**Given problem**
Images are not part of the copy; transcribe all the data exactly.

**Data tied to figure images**
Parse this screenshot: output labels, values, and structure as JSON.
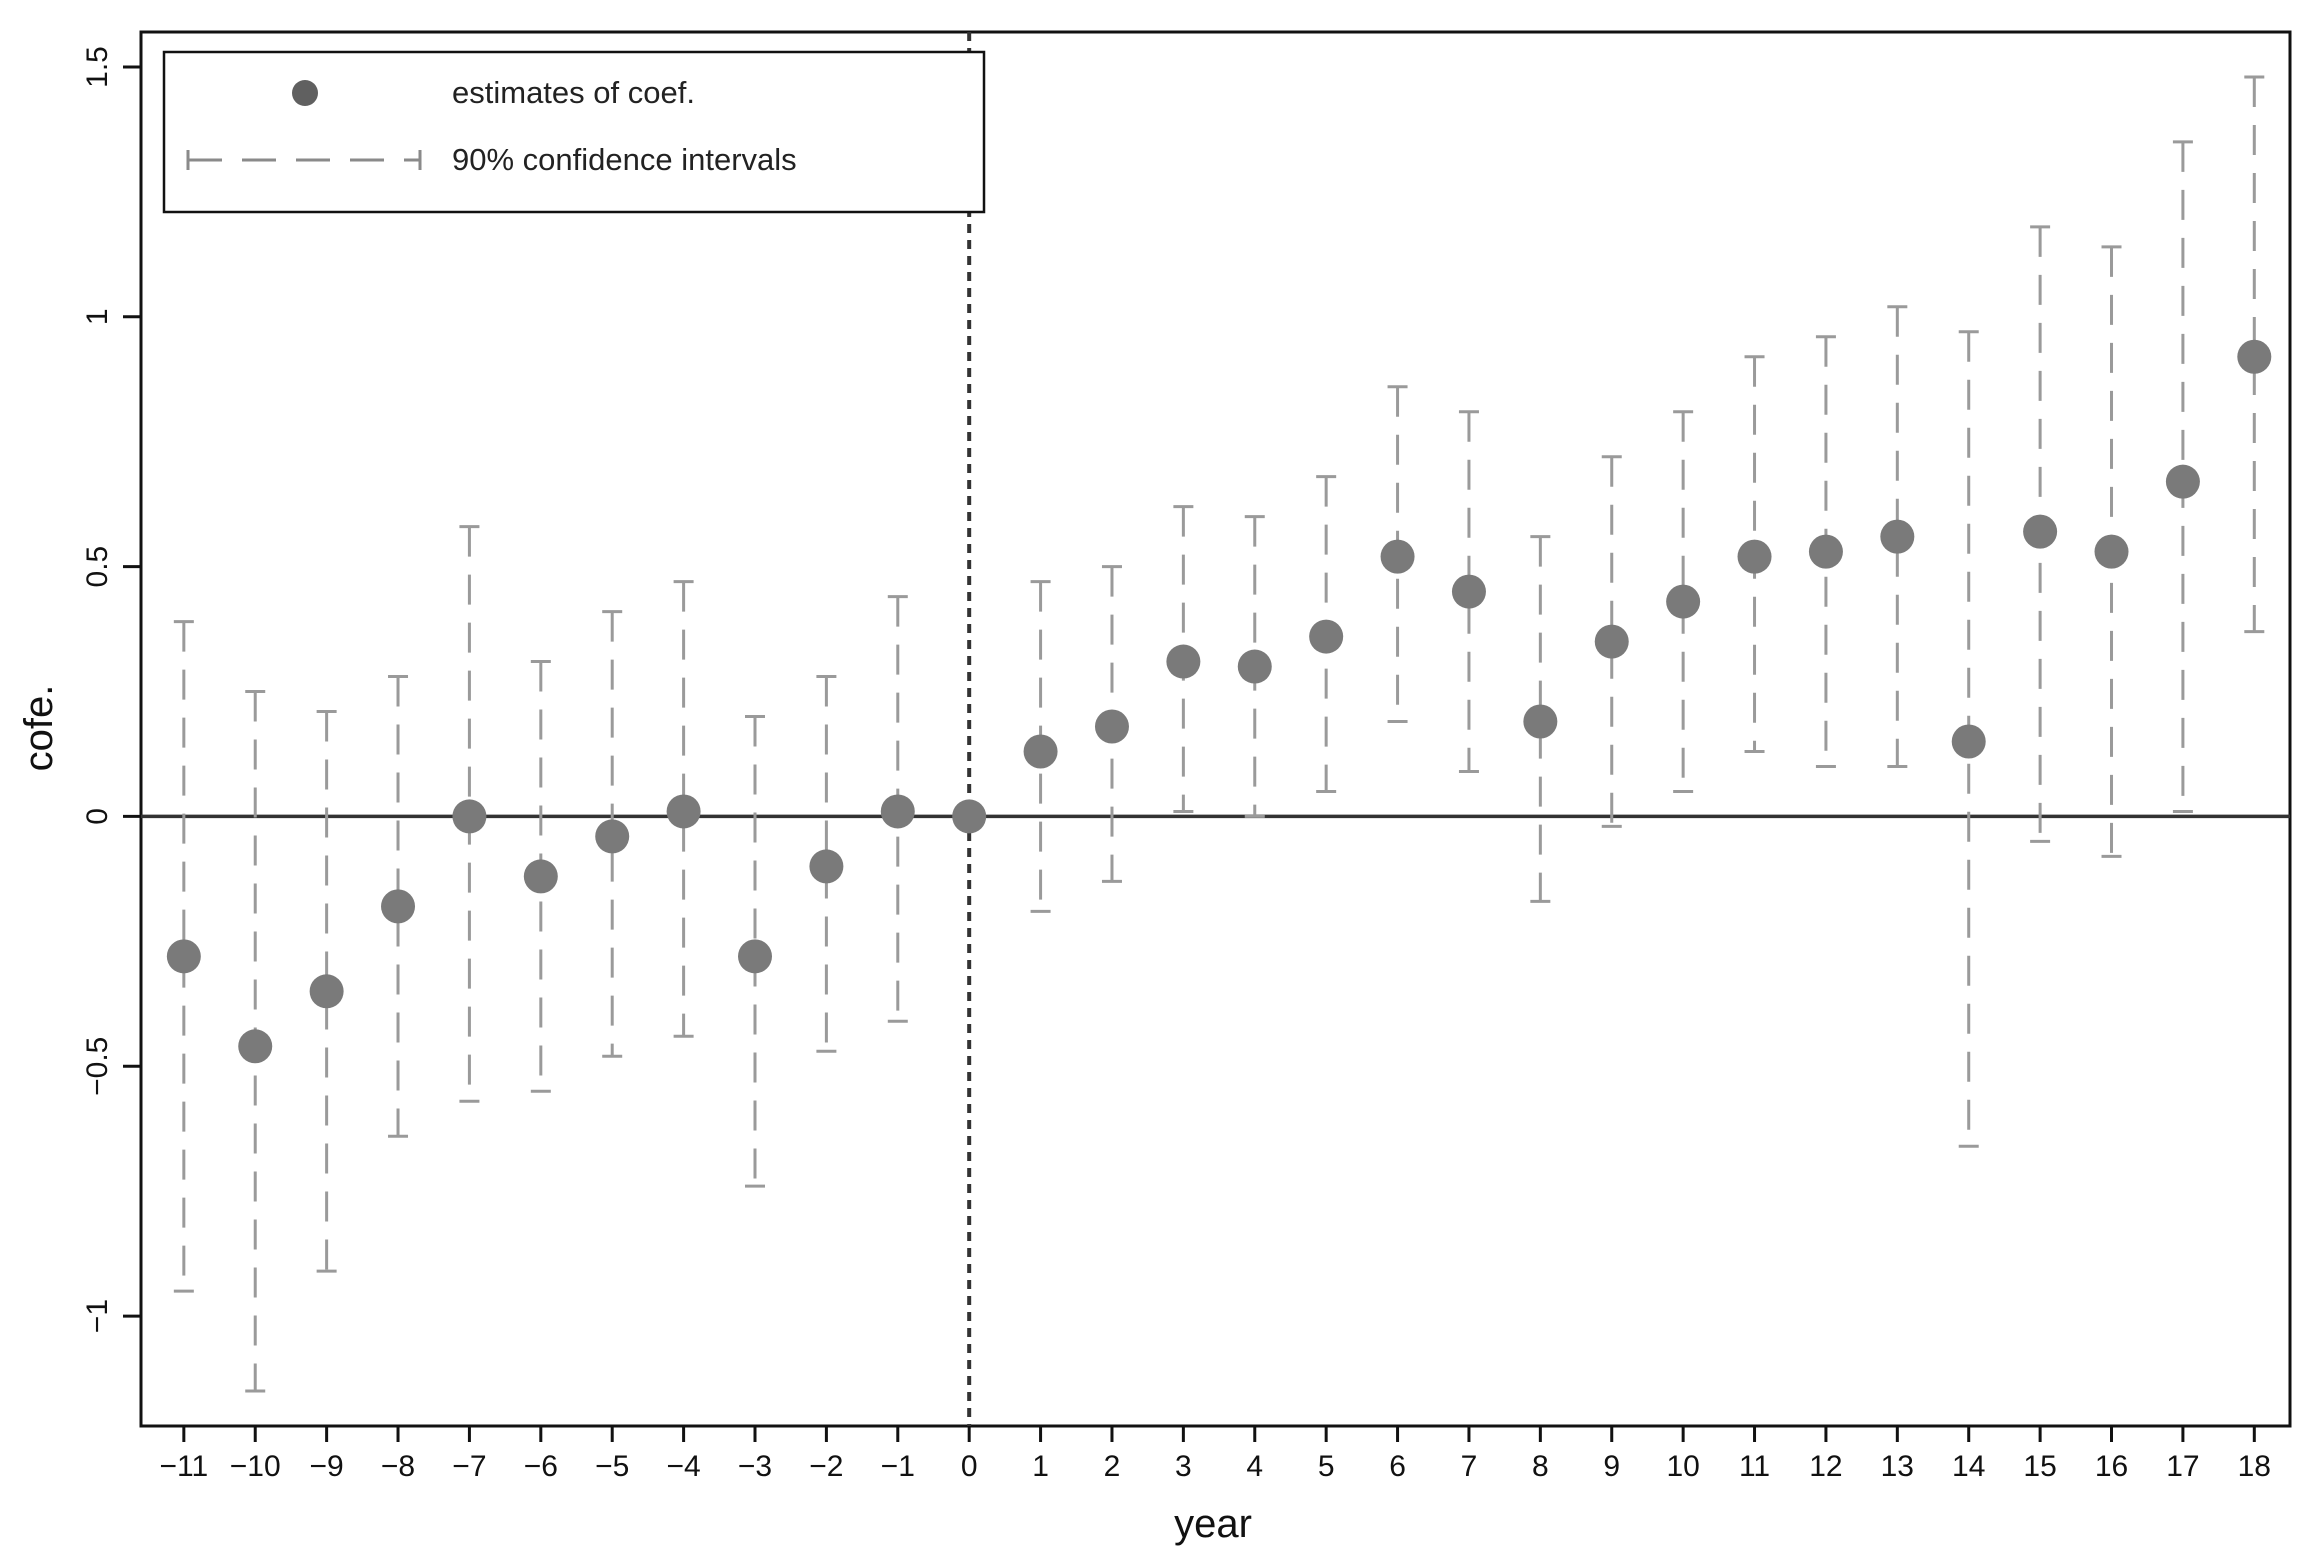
{
  "chart_data": {
    "type": "scatter",
    "xlabel": "year",
    "ylabel": "cofe.",
    "xlim": [
      -11.6,
      18.5
    ],
    "ylim": [
      -1.22,
      1.57
    ],
    "x_ticks": [
      -11,
      -10,
      -9,
      -8,
      -7,
      -6,
      -5,
      -4,
      -3,
      -2,
      -1,
      0,
      1,
      2,
      3,
      4,
      5,
      6,
      7,
      8,
      9,
      10,
      11,
      12,
      13,
      14,
      15,
      16,
      17,
      18
    ],
    "x_tick_labels": [
      "−11",
      "−10",
      "−9",
      "−8",
      "−7",
      "−6",
      "−5",
      "−4",
      "−3",
      "−2",
      "−1",
      "0",
      "1",
      "2",
      "3",
      "4",
      "5",
      "6",
      "7",
      "8",
      "9",
      "10",
      "11",
      "12",
      "13",
      "14",
      "15",
      "16",
      "17",
      "18"
    ],
    "y_ticks": [
      -1,
      -0.5,
      0,
      0.5,
      1,
      1.5
    ],
    "y_tick_labels": [
      "−1",
      "−0.5",
      "0",
      "0.5",
      "1",
      "1.5"
    ],
    "reference_lines": {
      "horizontal_y": 0,
      "vertical_x": 0
    },
    "legend": {
      "placement": "top-left",
      "entries": [
        "estimates of coef.",
        "90% confidence intervals"
      ]
    },
    "series": [
      {
        "name": "estimates of coef.",
        "x": [
          -11,
          -10,
          -9,
          -8,
          -7,
          -6,
          -5,
          -4,
          -3,
          -2,
          -1,
          0,
          1,
          2,
          3,
          4,
          5,
          6,
          7,
          8,
          9,
          10,
          11,
          12,
          13,
          14,
          15,
          16,
          17,
          18
        ],
        "values": [
          -0.28,
          -0.46,
          -0.35,
          -0.18,
          0.0,
          -0.12,
          -0.04,
          0.01,
          -0.28,
          -0.1,
          0.01,
          0.0,
          0.13,
          0.18,
          0.31,
          0.3,
          0.36,
          0.52,
          0.45,
          0.19,
          0.35,
          0.43,
          0.52,
          0.53,
          0.56,
          0.15,
          0.57,
          0.53,
          0.67,
          0.92
        ]
      },
      {
        "name": "90% confidence intervals",
        "x": [
          -11,
          -10,
          -9,
          -8,
          -7,
          -6,
          -5,
          -4,
          -3,
          -2,
          -1,
          0,
          1,
          2,
          3,
          4,
          5,
          6,
          7,
          8,
          9,
          10,
          11,
          12,
          13,
          14,
          15,
          16,
          17,
          18
        ],
        "lower": [
          -0.95,
          -1.15,
          -0.91,
          -0.64,
          -0.57,
          -0.55,
          -0.48,
          -0.44,
          -0.74,
          -0.47,
          -0.41,
          0.0,
          -0.19,
          -0.13,
          0.01,
          0.0,
          0.05,
          0.19,
          0.09,
          -0.17,
          -0.02,
          0.05,
          0.13,
          0.1,
          0.1,
          -0.66,
          -0.05,
          -0.08,
          0.01,
          0.37
        ],
        "upper": [
          0.39,
          0.25,
          0.21,
          0.28,
          0.58,
          0.31,
          0.41,
          0.47,
          0.2,
          0.28,
          0.44,
          0.0,
          0.47,
          0.5,
          0.62,
          0.6,
          0.68,
          0.86,
          0.81,
          0.56,
          0.72,
          0.81,
          0.92,
          0.96,
          1.02,
          0.97,
          1.18,
          1.14,
          1.35,
          1.48
        ]
      }
    ],
    "colors": {
      "point": "#7a7a7a",
      "ci": "#9a9a9a",
      "axis": "#111111",
      "legend_point": "#606060"
    }
  }
}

**Solution to this exercise**
Parse this screenshot: output labels, values, and structure as JSON.
{
  "chart_data": {
    "type": "scatter",
    "xlabel": "year",
    "ylabel": "cofe.",
    "xlim": [
      -11.6,
      18.5
    ],
    "ylim": [
      -1.22,
      1.57
    ],
    "x_ticks": [
      -11,
      -10,
      -9,
      -8,
      -7,
      -6,
      -5,
      -4,
      -3,
      -2,
      -1,
      0,
      1,
      2,
      3,
      4,
      5,
      6,
      7,
      8,
      9,
      10,
      11,
      12,
      13,
      14,
      15,
      16,
      17,
      18
    ],
    "x_tick_labels": [
      "−11",
      "−10",
      "−9",
      "−8",
      "−7",
      "−6",
      "−5",
      "−4",
      "−3",
      "−2",
      "−1",
      "0",
      "1",
      "2",
      "3",
      "4",
      "5",
      "6",
      "7",
      "8",
      "9",
      "10",
      "11",
      "12",
      "13",
      "14",
      "15",
      "16",
      "17",
      "18"
    ],
    "y_ticks": [
      -1,
      -0.5,
      0,
      0.5,
      1,
      1.5
    ],
    "y_tick_labels": [
      "−1",
      "−0.5",
      "0",
      "0.5",
      "1",
      "1.5"
    ],
    "reference_lines": {
      "horizontal_y": 0,
      "vertical_x": 0
    },
    "legend": {
      "placement": "top-left",
      "entries": [
        "estimates of coef.",
        "90% confidence intervals"
      ]
    },
    "series": [
      {
        "name": "estimates of coef.",
        "x": [
          -11,
          -10,
          -9,
          -8,
          -7,
          -6,
          -5,
          -4,
          -3,
          -2,
          -1,
          0,
          1,
          2,
          3,
          4,
          5,
          6,
          7,
          8,
          9,
          10,
          11,
          12,
          13,
          14,
          15,
          16,
          17,
          18
        ],
        "values": [
          -0.28,
          -0.46,
          -0.35,
          -0.18,
          0.0,
          -0.12,
          -0.04,
          0.01,
          -0.28,
          -0.1,
          0.01,
          0.0,
          0.13,
          0.18,
          0.31,
          0.3,
          0.36,
          0.52,
          0.45,
          0.19,
          0.35,
          0.43,
          0.52,
          0.53,
          0.56,
          0.15,
          0.57,
          0.53,
          0.67,
          0.92
        ]
      },
      {
        "name": "90% confidence intervals",
        "x": [
          -11,
          -10,
          -9,
          -8,
          -7,
          -6,
          -5,
          -4,
          -3,
          -2,
          -1,
          0,
          1,
          2,
          3,
          4,
          5,
          6,
          7,
          8,
          9,
          10,
          11,
          12,
          13,
          14,
          15,
          16,
          17,
          18
        ],
        "lower": [
          -0.95,
          -1.15,
          -0.91,
          -0.64,
          -0.57,
          -0.55,
          -0.48,
          -0.44,
          -0.74,
          -0.47,
          -0.41,
          0.0,
          -0.19,
          -0.13,
          0.01,
          0.0,
          0.05,
          0.19,
          0.09,
          -0.17,
          -0.02,
          0.05,
          0.13,
          0.1,
          0.1,
          -0.66,
          -0.05,
          -0.08,
          0.01,
          0.37
        ],
        "upper": [
          0.39,
          0.25,
          0.21,
          0.28,
          0.58,
          0.31,
          0.41,
          0.47,
          0.2,
          0.28,
          0.44,
          0.0,
          0.47,
          0.5,
          0.62,
          0.6,
          0.68,
          0.86,
          0.81,
          0.56,
          0.72,
          0.81,
          0.92,
          0.96,
          1.02,
          0.97,
          1.18,
          1.14,
          1.35,
          1.48
        ]
      }
    ],
    "colors": {
      "point": "#7a7a7a",
      "ci": "#9a9a9a",
      "axis": "#111111",
      "legend_point": "#606060"
    }
  }
}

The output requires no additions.